◆ **GIVEN TASK**: State how many lines in these records contain the word "dung", and nothing else.

◆ **SUPPLIED INFORMATION**:
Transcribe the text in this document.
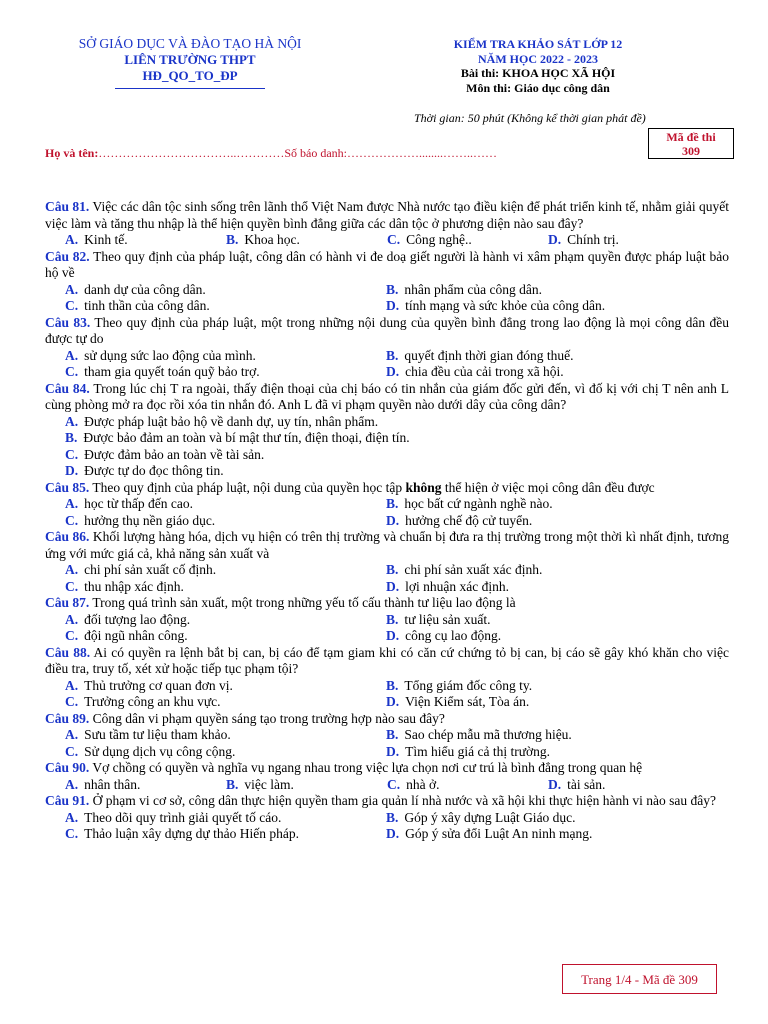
SỞ GIÁO DỤC VÀ ĐÀO TẠO HÀ NỘI
LIÊN TRƯỜNG THPT
HĐ_QO_TO_ĐP
KIỂM TRA KHẢO SÁT LỚP 12
NĂM HỌC 2022 - 2023
Bài thi: KHOA HỌC XÃ HỘI
Môn thi: Giáo dục công dân
Thời gian: 50 phút (Không kể thời gian phát đề)
Mã đề thi
309
Họ và tên:……………………………..…………Số báo danh:………………........……..……
Câu 81. Việc các dân tộc sinh sống trên lãnh thổ Việt Nam được Nhà nước tạo điều kiện để phát triển kinh tế, nhằm giải quyết việc làm và tăng thu nhập là thể hiện quyền bình đẳng giữa các dân tộc ở phương diện nào sau đây?
A. Kinh tế.	B. Khoa học.	C. Công nghệ..	D. Chính trị.
Câu 82. Theo quy định của pháp luật, công dân có hành vi đe doạ giết người là hành vi xâm phạm quyền được pháp luật bảo hộ về
A. danh dự của công dân.	B. nhân phẩm của công dân.
C. tinh thần của công dân.	D. tính mạng và sức khỏe của công dân.
Câu 83. Theo quy định của pháp luật, một trong những nội dung của quyền bình đẳng trong lao động là mọi công dân đều được tự do
A. sử dụng sức lao động của mình.	B. quyết định thời gian đóng thuế.
C. tham gia quyết toán quỹ bảo trợ.	D. chia đều của cải trong xã hội.
Câu 84. Trong lúc chị T ra ngoài, thấy điện thoại của chị báo có tin nhắn của giám đốc gửi đến, vì đố kị với chị T nên anh L cùng phòng mở ra đọc rồi xóa tin nhắn đó. Anh L đã vi phạm quyền nào dưới dây của công dân?
A. Được pháp luật bảo hộ về danh dự, uy tín, nhân phẩm.
B. Được bảo đảm an toàn và bí mật thư tín, điện thoại, điện tín.
C. Được đảm bảo an toàn về tài sản.
D. Được tự do đọc thông tin.
Câu 85. Theo quy định của pháp luật, nội dung của quyền học tập không thể hiện ở việc mọi công dân đều được
A. học từ thấp đến cao.	B. học bất cứ ngành nghề nào.
C. hưởng thụ nền giáo dục.	D. hưởng chế độ cử tuyển.
Câu 86. Khối lượng hàng hóa, dịch vụ hiện có trên thị trường và chuẩn bị đưa ra thị trường trong một thời kì nhất định, tương ứng với mức giá cả, khả năng sản xuất và
A. chi phí sản xuất cố định.	B. chi phí sản xuất xác định.
C. thu nhập xác định.	D. lợi nhuận xác định.
Câu 87. Trong quá trình sản xuất, một trong những yếu tố cấu thành tư liệu lao động là
A. đối tượng lao động.	B. tư liệu sản xuất.
C. đội ngũ nhân công.	D. công cụ lao động.
Câu 88. Ai có quyền ra lệnh bắt bị can, bị cáo để tạm giam khi có căn cứ chứng tỏ bị can, bị cáo sẽ gây khó khăn cho việc điều tra, truy tố, xét xử hoặc tiếp tục phạm tội?
A. Thủ trưởng cơ quan đơn vị.	B. Tổng giám đốc công ty.
C. Trưởng công an khu vực.	D. Viện Kiểm sát, Tòa án.
Câu 89. Công dân vi phạm quyền sáng tạo trong trường hợp nào sau đây?
A. Sưu tầm tư liệu tham khảo.	B. Sao chép mẫu mã thương hiệu.
C. Sử dụng dịch vụ công cộng.	D. Tìm hiểu giá cả thị trường.
Câu 90. Vợ chồng có quyền và nghĩa vụ ngang nhau trong việc lựa chọn nơi cư trú là bình đẳng trong quan hệ
A. nhân thân.	B. việc làm.	C. nhà ở.	D. tài sản.
Câu 91. Ở phạm vi cơ sở, công dân thực hiện quyền tham gia quản lí nhà nước và xã hội khi thực hiện hành vi nào sau đây?
A. Theo dõi quy trình giải quyết tố cáo.	B. Góp ý xây dựng Luật Giáo dục.
C. Thảo luận xây dựng dự thảo Hiến pháp.	D. Góp ý sửa đổi Luật An ninh mạng.
Trang 1/4 - Mã đề 309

◆ **RESPONSE BELOW**: 2